**Work to be completed:** Reproduce the listing below exactly. Pictures do not belong in the copy.

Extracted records
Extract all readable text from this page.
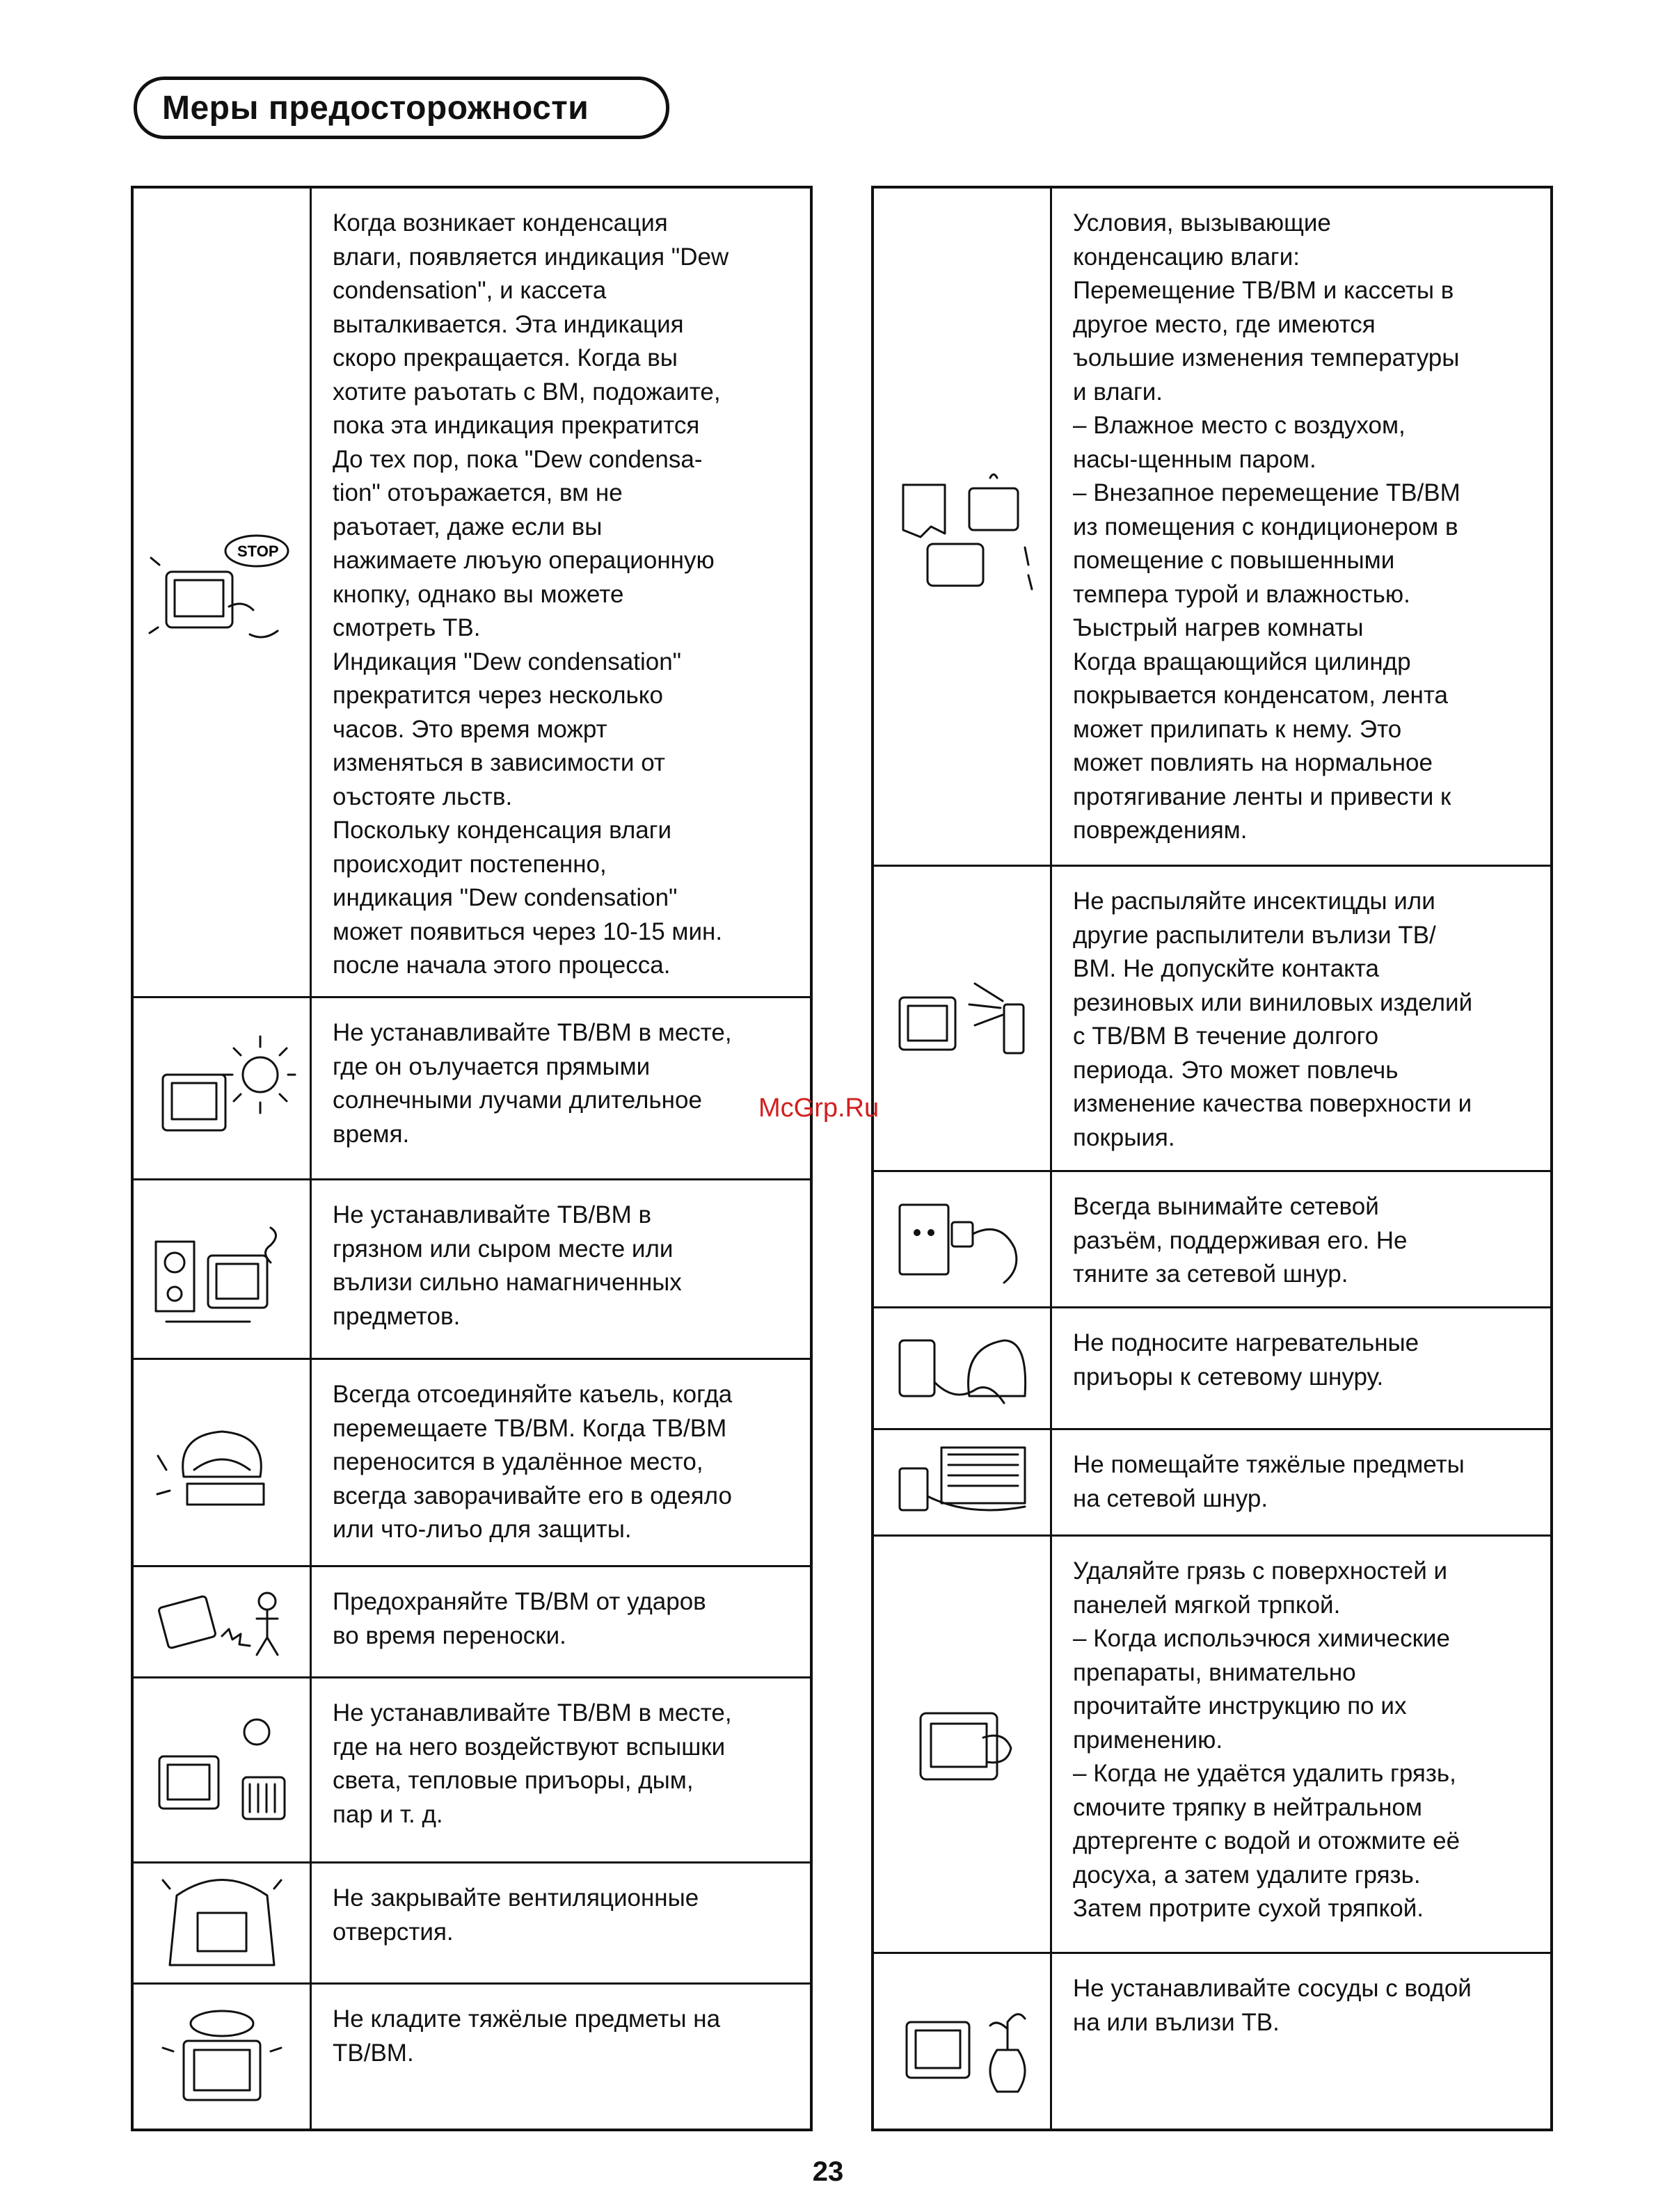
Меры предосторожности
STOP

Когда возникает конденсация
влаги, появляется индикация "Dew
condensation", и кассета
выталкивается. Эта индикация
скоро прекращается. Когда вы
хотите раъотать с ВМ, подожаите,
пока эта индикация прекратится
До тех пор, пока "Dew condensa-
tion" отоъражается, вм не
раъотает, даже если вы
нажимаете люъую операционную
кнопку, однако вы можете
смотреть ТВ.
Индикация "Dew condensation"
прекратится через несколько
часов. Это время можрт
изменяться в зависимости от
оъстояте льств.
Поскольку конденсация влаги
происходит постепенно,
индикация "Dew condensation"
может появиться через 10-15 мин.
после начала этого процесса.

Не устанавливайте ТВ/ВМ в месте,
где он оълучается прямыми
солнечными лучами длительное
время.

Не устанавливайте ТВ/ВМ в
грязном или сыром месте или
вълизи сильно намагниченных
предметов.

Всегда отсоединяйте каъель, когда
перемещаете ТВ/ВМ. Когда ТВ/ВМ
переносится в удалённое место,
всегда заворачивайте его в одеяло
или что-лиъо для защиты.

Предохраняйте ТВ/ВМ от ударов
во время переноски.

Не устанавливайте ТВ/ВМ в месте,
где на него воздействуют вспышки
света, тепловые приъоры, дым,
пар и т. д.

Не закрывайте вентиляционные
отверстия.

Не кладите тяжёлые предметы на
ТВ/ВМ.

Условия, вызывающие
конденсацию влаги:
Перемещение ТВ/ВМ и кассеты в
другое место, где имеются
ъольшие изменения температуры
и влаги.
– Влажное место с воздухом,
насы-щенным паром.
– Внезапное перемещение ТВ/ВМ
из помещения с кондиционером в
помещение с повышенными
темпера турой и влажностью.
Ъыстрый нагрев комнаты
Когда вращающийся цилиндр
покрывается конденсатом, лента
может прилипать к нему. Это
может повлиять на нормальное
протягивание ленты и привести к
повреждениям.

Не распыляйте инсектицды или
другие распылители вълизи ТВ/
ВМ. Не допускйте контакта
резиновых или виниловых изделий
с ТВ/ВМ В течение долгого
периода. Это может повлечь
изменение качества поверхности и
покрыия.

Всегда вынимайте сетевой
разъём, поддерживая его. Не
тяните за сетевой шнур.

Не подносите нагревательные
приъоры к сетевому шнуру.

Не помещайте тяжёлые предметы
на сетевой шнур.

Удаляйте грязь с поверхностей и
панелей мягкой трпкой.
– Когда испольэчюся химические
препараты, внимательно
прочитайте инструкцию по их
применению.
– Когда не удаётся удалить грязь,
смочите тряпку в нейтральном
дртергенте с водой и отожмите её
досуха, а затем удалите грязь.
Затем протрите сухой тряпкой.

Не устанавливайте сосуды с водой
на или вълизи ТВ.

McGrp.Ru
23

**Full solution:**
Extract all readable text from this page.
Меры предосторожности
STOP

Когда возникает конденсация
влаги, появляется индикация "Dew
condensation", и кассета
выталкивается. Эта индикация
скоро прекращается. Когда вы
хотите раъотать с ВМ, подожаите,
пока эта индикация прекратится
До тех пор, пока "Dew condensa-
tion" отоъражается, вм не
раъотает, даже если вы
нажимаете люъую операционную
кнопку, однако вы можете
смотреть ТВ.
Индикация "Dew condensation"
прекратится через несколько
часов. Это время можрт
изменяться в зависимости от
оъстояте льств.
Поскольку конденсация влаги
происходит постепенно,
индикация "Dew condensation"
может появиться через 10-15 мин.
после начала этого процесса.

Не устанавливайте ТВ/ВМ в месте,
где он оълучается прямыми
солнечными лучами длительное
время.

Не устанавливайте ТВ/ВМ в
грязном или сыром месте или
вълизи сильно намагниченных
предметов.

Всегда отсоединяйте каъель, когда
перемещаете ТВ/ВМ. Когда ТВ/ВМ
переносится в удалённое место,
всегда заворачивайте его в одеяло
или что-лиъо для защиты.

Предохраняйте ТВ/ВМ от ударов
во время переноски.

Не устанавливайте ТВ/ВМ в месте,
где на него воздействуют вспышки
света, тепловые приъоры, дым,
пар и т. д.

Не закрывайте вентиляционные
отверстия.

Не кладите тяжёлые предметы на
ТВ/ВМ.

Условия, вызывающие
конденсацию влаги:
Перемещение ТВ/ВМ и кассеты в
другое место, где имеются
ъольшие изменения температуры
и влаги.
– Влажное место с воздухом,
насы-щенным паром.
– Внезапное перемещение ТВ/ВМ
из помещения с кондиционером в
помещение с повышенными
темпера турой и влажностью.
Ъыстрый нагрев комнаты
Когда вращающийся цилиндр
покрывается конденсатом, лента
может прилипать к нему. Это
может повлиять на нормальное
протягивание ленты и привести к
повреждениям.

Не распыляйте инсектицды или
другие распылители вълизи ТВ/
ВМ. Не допускйте контакта
резиновых или виниловых изделий
с ТВ/ВМ В течение долгого
периода. Это может повлечь
изменение качества поверхности и
покрыия.

Всегда вынимайте сетевой
разъём, поддерживая его. Не
тяните за сетевой шнур.

Не подносите нагревательные
приъоры к сетевому шнуру.

Не помещайте тяжёлые предметы
на сетевой шнур.

Удаляйте грязь с поверхностей и
панелей мягкой трпкой.
– Когда испольэчюся химические
препараты, внимательно
прочитайте инструкцию по их
применению.
– Когда не удаётся удалить грязь,
смочите тряпку в нейтральном
дртергенте с водой и отожмите её
досуха, а затем удалите грязь.
Затем протрите сухой тряпкой.

Не устанавливайте сосуды с водой
на или вълизи ТВ.

McGrp.Ru
23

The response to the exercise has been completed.